== DATASET ROWS ==
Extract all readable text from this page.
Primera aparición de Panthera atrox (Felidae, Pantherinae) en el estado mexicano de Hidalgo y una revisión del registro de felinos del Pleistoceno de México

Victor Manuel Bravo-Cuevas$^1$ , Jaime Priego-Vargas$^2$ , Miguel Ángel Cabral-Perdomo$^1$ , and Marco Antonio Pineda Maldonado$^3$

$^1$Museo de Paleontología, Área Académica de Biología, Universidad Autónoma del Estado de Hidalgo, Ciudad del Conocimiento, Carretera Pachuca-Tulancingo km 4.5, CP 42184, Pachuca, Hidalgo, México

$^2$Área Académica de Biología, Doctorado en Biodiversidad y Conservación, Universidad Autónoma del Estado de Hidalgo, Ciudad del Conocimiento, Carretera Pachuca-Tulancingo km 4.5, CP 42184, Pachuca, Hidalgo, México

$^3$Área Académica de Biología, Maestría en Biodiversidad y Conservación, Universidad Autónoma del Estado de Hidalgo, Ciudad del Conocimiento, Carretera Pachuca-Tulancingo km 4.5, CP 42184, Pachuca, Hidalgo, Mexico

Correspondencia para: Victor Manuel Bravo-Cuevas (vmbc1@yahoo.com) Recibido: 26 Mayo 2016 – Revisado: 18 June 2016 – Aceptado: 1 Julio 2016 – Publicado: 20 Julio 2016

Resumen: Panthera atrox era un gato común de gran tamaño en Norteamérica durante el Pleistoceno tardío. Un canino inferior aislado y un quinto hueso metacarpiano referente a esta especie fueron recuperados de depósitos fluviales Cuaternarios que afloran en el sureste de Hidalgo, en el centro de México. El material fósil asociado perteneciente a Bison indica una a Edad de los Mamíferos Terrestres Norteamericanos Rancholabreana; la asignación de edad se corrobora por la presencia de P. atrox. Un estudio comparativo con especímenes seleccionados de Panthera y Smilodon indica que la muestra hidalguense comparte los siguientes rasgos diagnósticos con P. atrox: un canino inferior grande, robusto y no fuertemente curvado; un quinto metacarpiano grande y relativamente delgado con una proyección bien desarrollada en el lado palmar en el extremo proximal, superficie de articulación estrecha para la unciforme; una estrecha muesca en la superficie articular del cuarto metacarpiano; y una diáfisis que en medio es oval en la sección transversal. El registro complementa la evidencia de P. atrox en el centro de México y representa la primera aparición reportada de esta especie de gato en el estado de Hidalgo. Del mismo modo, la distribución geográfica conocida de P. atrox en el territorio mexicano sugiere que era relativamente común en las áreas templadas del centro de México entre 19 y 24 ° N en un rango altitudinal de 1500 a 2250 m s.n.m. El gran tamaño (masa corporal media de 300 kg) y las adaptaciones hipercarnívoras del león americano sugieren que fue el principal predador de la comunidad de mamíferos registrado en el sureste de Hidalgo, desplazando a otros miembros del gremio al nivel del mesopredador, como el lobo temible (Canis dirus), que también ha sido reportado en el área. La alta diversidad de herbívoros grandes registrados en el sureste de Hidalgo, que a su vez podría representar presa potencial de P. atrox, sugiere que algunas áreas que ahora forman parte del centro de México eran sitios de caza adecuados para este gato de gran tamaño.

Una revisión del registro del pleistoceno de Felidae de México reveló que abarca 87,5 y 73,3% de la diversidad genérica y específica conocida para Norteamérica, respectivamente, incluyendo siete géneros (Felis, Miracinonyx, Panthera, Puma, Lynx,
===
Work out how many lines of the material above contain the word "Ciudad", then give only that figure.

3